Prompt – From the entries below, copy out every line with "Network" in it.

Dataset content –

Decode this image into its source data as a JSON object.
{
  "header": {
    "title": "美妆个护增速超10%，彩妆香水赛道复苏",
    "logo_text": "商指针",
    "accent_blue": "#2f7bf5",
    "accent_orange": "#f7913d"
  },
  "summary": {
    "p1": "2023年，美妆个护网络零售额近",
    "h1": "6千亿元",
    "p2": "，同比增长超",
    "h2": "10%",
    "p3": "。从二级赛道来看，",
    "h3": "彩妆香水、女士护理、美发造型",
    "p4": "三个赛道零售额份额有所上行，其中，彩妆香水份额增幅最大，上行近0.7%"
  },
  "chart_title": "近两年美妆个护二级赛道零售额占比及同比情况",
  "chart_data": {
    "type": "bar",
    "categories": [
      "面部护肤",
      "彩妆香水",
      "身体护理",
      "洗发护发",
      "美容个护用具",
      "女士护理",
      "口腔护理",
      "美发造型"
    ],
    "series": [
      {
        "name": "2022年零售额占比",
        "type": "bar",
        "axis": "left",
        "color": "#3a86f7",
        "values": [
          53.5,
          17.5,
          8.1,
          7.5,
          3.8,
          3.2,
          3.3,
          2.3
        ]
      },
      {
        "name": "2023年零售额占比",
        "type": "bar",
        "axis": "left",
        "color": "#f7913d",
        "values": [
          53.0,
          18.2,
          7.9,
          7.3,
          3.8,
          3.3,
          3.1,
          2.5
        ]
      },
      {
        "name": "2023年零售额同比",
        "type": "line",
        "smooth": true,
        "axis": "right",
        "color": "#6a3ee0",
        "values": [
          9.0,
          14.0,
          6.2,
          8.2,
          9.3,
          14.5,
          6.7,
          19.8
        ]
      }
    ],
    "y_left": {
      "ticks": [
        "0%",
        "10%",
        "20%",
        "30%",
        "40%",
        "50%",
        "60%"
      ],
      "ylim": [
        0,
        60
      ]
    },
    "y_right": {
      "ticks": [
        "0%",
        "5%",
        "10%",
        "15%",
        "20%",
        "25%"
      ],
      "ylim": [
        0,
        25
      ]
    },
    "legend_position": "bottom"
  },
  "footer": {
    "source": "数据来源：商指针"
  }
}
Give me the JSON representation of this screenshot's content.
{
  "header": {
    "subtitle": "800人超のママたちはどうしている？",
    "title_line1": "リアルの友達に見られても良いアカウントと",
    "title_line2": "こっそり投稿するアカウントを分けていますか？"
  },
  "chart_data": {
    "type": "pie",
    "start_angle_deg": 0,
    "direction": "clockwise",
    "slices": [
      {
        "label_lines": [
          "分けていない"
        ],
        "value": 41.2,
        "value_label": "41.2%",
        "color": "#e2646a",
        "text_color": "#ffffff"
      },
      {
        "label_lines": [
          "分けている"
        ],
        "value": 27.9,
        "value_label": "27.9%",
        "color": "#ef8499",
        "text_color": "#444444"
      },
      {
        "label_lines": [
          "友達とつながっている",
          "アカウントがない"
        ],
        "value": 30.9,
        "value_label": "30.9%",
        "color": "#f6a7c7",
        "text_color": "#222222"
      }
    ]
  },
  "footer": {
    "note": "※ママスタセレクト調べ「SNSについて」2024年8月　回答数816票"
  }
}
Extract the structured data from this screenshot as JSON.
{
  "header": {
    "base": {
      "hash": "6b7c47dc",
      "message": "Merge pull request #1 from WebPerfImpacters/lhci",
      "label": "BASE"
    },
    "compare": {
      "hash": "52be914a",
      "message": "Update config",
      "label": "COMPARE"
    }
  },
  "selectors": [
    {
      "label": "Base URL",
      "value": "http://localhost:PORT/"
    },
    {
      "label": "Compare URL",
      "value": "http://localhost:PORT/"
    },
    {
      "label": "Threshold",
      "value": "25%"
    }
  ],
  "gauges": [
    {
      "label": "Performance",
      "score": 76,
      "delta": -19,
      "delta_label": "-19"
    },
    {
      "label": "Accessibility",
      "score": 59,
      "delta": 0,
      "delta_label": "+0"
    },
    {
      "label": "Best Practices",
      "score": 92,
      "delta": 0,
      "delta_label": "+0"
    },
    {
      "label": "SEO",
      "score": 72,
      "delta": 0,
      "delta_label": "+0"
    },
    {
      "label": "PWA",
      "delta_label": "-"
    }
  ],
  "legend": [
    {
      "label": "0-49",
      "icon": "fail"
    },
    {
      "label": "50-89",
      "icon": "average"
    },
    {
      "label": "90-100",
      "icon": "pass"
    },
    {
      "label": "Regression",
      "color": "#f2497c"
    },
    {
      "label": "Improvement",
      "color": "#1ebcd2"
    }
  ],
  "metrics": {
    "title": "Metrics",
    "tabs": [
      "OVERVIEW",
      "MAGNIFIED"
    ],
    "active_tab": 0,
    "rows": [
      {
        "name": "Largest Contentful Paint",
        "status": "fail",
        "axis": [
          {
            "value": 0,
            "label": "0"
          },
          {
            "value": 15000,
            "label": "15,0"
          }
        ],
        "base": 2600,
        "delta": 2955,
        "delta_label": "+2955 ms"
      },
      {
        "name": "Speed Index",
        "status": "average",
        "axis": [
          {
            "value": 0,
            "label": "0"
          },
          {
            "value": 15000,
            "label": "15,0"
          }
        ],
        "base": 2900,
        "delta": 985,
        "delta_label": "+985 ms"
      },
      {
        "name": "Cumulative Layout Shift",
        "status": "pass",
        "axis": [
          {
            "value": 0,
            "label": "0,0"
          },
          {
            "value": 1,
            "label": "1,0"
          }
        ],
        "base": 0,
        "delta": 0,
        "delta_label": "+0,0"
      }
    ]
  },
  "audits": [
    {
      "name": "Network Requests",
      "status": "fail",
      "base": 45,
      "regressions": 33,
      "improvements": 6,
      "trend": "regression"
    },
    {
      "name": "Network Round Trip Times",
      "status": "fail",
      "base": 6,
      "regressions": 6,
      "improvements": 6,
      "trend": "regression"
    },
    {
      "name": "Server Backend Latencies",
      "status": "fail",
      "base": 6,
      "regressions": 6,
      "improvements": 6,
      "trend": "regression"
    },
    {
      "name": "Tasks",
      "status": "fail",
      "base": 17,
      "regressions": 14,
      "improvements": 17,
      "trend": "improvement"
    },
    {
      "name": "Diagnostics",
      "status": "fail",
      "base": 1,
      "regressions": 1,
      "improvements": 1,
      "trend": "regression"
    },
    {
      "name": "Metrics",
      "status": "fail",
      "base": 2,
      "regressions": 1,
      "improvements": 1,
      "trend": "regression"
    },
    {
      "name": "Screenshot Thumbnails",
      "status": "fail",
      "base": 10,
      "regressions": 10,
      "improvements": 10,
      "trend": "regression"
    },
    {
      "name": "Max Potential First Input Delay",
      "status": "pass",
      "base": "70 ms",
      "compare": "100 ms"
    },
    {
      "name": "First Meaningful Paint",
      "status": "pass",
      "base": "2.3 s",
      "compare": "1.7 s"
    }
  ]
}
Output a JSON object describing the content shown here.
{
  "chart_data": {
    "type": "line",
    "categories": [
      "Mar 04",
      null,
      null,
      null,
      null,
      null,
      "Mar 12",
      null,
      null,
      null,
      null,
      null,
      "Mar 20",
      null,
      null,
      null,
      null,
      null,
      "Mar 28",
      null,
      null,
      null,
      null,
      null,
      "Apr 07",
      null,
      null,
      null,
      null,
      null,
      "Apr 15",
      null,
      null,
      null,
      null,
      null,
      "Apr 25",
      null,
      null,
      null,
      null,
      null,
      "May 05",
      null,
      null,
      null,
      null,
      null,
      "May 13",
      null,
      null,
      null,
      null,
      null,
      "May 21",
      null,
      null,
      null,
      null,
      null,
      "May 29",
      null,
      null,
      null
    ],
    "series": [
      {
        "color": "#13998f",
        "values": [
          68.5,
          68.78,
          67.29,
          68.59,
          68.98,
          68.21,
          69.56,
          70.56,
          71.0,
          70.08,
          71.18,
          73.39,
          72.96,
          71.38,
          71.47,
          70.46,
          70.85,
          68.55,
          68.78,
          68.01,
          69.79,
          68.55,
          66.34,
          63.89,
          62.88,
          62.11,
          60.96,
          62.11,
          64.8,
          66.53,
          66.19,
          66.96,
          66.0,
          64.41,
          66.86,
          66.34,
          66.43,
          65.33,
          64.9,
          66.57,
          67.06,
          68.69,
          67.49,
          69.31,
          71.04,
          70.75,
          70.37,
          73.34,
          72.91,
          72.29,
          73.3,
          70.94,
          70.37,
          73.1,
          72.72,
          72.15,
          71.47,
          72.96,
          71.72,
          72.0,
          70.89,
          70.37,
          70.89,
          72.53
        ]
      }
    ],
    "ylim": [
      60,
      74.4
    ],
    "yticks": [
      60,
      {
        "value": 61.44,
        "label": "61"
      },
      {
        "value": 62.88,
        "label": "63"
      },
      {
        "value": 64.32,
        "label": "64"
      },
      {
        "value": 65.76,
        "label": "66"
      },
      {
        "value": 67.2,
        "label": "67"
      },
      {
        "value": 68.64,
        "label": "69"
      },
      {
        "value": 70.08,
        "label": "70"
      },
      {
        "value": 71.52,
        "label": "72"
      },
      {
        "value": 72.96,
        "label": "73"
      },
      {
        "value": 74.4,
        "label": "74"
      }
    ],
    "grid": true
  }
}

Task solution –
      "name": "Network Requests",
      "name": "Network Round Trip Times",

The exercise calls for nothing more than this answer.